### TASK DIRECTIONS
Report, word for word, every line of the material that contains "nietrzymania".

### SUPPLIED INFORMATION
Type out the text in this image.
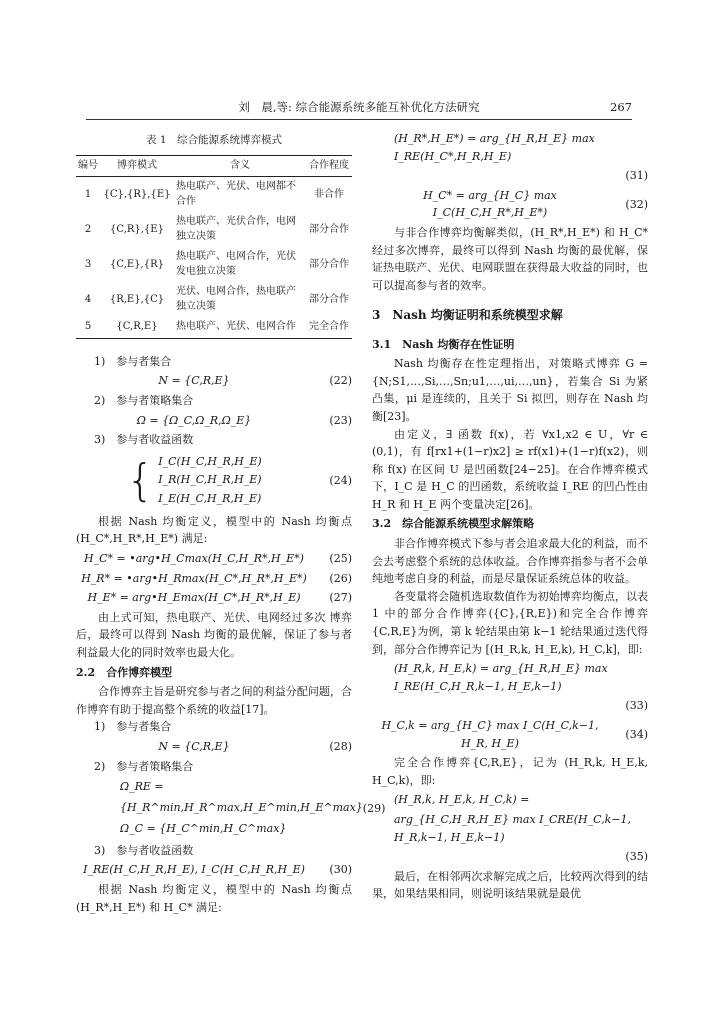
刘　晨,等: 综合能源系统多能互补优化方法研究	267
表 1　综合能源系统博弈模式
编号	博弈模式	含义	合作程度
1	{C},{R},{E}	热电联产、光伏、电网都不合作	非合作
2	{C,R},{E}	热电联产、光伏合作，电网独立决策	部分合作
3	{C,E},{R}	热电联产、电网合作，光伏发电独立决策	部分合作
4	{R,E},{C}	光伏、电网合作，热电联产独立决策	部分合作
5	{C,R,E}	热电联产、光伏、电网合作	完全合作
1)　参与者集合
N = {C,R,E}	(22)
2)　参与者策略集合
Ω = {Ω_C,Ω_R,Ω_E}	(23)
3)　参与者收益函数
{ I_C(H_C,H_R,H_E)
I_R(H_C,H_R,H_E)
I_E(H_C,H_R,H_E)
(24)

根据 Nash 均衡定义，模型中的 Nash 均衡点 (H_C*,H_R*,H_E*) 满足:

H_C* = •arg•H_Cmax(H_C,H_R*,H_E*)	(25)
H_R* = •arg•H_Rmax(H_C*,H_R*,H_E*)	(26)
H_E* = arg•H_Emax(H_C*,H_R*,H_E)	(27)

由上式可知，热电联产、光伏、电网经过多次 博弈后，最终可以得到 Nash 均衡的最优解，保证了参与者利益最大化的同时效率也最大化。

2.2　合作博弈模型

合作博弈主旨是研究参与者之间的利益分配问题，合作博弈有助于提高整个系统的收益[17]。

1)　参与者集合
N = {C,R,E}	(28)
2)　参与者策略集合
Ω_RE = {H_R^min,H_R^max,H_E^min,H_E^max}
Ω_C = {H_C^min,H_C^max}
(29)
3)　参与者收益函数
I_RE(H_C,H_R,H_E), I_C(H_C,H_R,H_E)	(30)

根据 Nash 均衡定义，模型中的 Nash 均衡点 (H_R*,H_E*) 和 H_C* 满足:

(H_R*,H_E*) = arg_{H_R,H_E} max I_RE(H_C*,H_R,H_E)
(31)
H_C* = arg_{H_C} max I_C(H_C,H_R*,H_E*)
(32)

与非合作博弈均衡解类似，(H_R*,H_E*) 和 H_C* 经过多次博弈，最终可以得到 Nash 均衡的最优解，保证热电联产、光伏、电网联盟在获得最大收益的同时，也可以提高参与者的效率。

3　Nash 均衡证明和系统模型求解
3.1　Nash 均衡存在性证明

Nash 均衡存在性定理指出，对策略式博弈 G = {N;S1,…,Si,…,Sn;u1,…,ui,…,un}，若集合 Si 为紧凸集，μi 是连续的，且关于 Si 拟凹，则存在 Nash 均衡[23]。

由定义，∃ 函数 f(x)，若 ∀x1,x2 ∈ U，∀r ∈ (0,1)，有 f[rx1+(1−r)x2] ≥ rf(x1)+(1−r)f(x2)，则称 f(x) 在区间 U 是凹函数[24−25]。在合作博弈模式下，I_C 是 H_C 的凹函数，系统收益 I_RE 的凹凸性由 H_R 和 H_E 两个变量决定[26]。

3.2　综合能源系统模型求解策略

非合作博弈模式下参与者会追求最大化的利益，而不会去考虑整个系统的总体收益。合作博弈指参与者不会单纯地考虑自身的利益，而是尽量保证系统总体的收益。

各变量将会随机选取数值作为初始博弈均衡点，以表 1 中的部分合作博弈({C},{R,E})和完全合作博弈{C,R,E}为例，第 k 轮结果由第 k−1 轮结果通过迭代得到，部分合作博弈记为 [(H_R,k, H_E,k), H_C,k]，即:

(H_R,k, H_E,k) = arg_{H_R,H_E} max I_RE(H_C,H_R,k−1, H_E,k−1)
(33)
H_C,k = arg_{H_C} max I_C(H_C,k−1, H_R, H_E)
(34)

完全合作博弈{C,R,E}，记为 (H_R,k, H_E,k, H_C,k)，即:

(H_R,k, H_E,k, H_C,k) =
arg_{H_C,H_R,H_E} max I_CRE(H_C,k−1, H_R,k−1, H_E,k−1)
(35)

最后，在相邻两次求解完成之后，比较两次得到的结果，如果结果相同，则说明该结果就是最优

...

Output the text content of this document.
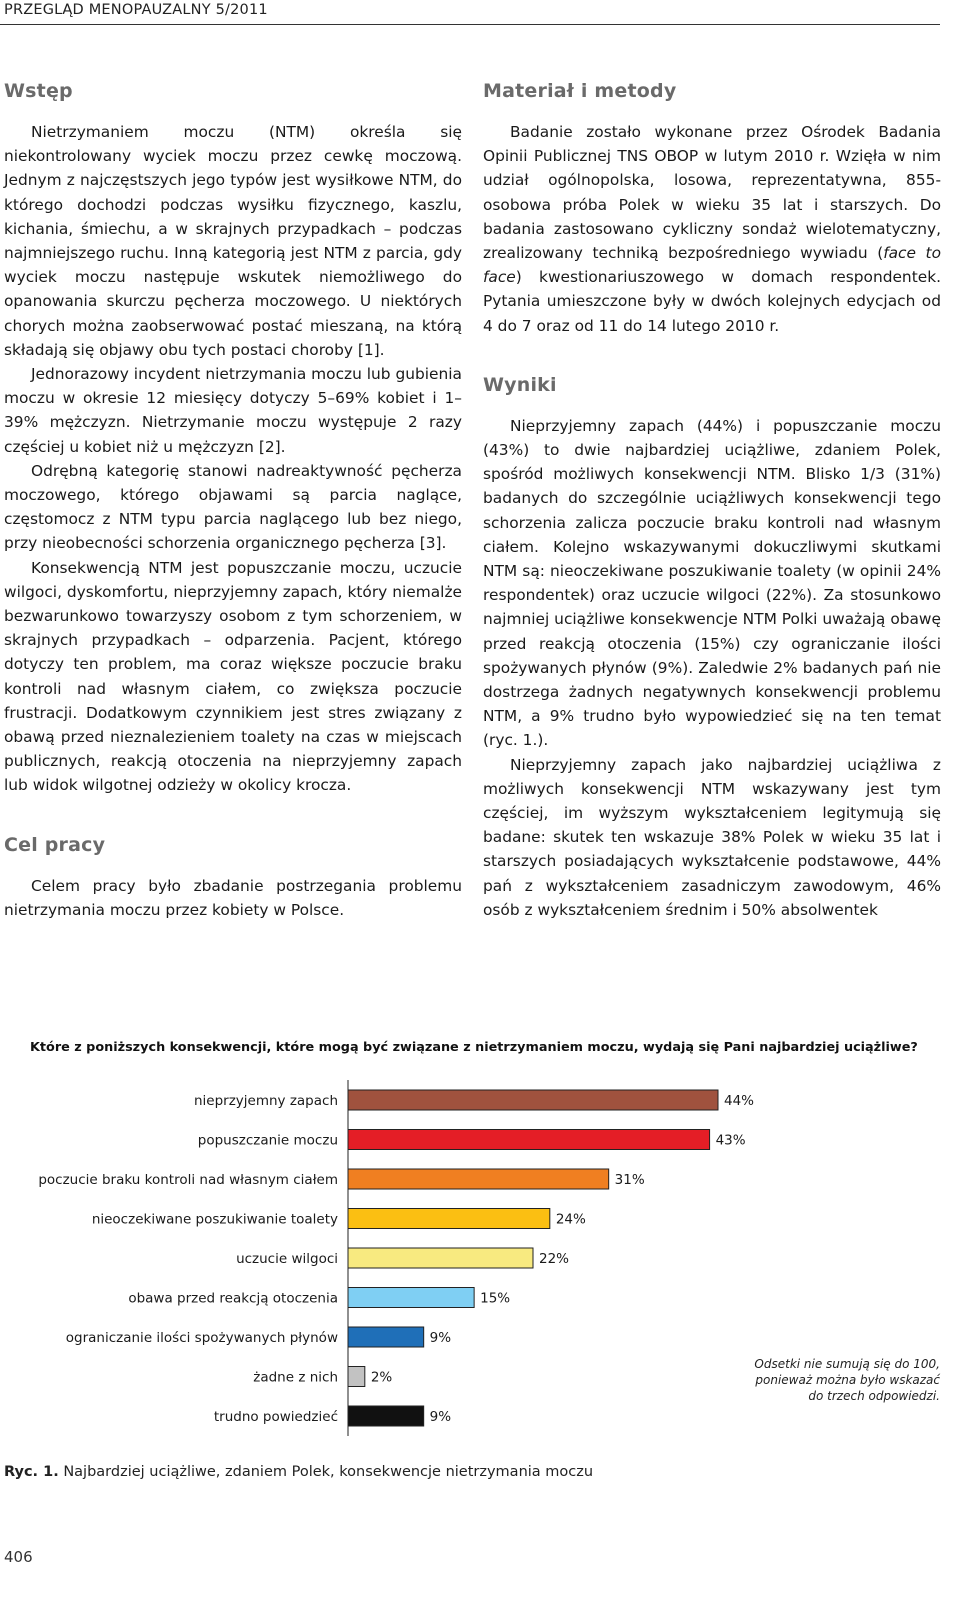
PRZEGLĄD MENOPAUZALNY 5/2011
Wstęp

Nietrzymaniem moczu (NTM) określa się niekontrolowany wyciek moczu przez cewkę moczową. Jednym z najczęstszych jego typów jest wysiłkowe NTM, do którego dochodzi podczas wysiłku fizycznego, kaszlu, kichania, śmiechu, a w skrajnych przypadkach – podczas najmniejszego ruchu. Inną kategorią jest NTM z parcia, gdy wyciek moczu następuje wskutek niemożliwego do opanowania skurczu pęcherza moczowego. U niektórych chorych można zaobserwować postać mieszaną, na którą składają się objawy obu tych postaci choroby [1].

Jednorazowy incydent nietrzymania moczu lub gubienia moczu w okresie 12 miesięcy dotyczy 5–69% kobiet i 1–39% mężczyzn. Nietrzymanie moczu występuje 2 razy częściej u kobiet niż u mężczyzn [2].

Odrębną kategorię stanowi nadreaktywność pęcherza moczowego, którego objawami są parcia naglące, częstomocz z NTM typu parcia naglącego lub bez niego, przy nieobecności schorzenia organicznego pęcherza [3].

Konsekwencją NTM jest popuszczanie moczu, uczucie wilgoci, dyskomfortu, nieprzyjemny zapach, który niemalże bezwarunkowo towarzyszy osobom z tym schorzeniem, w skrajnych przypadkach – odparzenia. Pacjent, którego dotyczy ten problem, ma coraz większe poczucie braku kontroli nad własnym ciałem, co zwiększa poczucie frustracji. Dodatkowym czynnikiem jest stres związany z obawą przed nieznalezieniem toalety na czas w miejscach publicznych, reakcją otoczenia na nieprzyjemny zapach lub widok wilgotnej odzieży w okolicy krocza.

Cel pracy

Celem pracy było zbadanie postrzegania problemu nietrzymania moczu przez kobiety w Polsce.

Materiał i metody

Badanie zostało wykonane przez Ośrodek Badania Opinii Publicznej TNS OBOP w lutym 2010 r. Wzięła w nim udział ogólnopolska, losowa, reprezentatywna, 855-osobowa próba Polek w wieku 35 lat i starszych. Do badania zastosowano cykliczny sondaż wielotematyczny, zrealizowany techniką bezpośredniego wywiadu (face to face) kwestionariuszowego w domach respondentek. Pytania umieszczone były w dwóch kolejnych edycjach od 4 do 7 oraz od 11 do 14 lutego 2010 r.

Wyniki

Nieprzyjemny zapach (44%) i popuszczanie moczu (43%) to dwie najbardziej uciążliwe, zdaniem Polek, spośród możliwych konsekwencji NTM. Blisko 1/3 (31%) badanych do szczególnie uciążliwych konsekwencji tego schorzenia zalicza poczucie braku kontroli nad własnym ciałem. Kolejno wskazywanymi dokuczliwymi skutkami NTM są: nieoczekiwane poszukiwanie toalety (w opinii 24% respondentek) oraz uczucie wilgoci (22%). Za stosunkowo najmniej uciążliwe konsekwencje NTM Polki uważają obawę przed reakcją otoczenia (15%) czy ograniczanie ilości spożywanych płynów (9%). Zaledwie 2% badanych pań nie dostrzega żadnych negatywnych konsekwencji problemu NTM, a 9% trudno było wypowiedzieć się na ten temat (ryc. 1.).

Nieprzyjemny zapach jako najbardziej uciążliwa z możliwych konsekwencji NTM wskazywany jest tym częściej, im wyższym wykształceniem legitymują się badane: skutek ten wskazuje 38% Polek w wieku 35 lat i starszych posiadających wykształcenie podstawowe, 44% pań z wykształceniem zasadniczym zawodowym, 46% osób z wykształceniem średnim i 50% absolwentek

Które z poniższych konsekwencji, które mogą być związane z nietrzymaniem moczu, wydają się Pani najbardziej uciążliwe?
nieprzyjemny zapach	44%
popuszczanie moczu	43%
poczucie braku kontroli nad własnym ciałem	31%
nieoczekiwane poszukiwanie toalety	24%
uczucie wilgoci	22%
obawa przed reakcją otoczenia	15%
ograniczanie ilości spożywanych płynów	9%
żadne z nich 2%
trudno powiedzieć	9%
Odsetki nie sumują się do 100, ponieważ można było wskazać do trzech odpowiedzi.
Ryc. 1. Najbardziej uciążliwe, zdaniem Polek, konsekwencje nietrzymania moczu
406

### THE SOLUTION
Jednorazowy incydent nietrzymania moczu lub gubienia moczu w okresie 12 miesięcy dotyczy 5–69% kobiet i 1–39% mężczyzn. Nietrzymanie moczu występuje 2 razy częściej u kobiet niż u mężczyzn [2].
Celem pracy było zbadanie postrzegania problemu nietrzymania moczu przez kobiety w Polsce.
Ryc. 1. Najbardziej uciążliwe, zdaniem Polek, konsekwencje nietrzymania moczu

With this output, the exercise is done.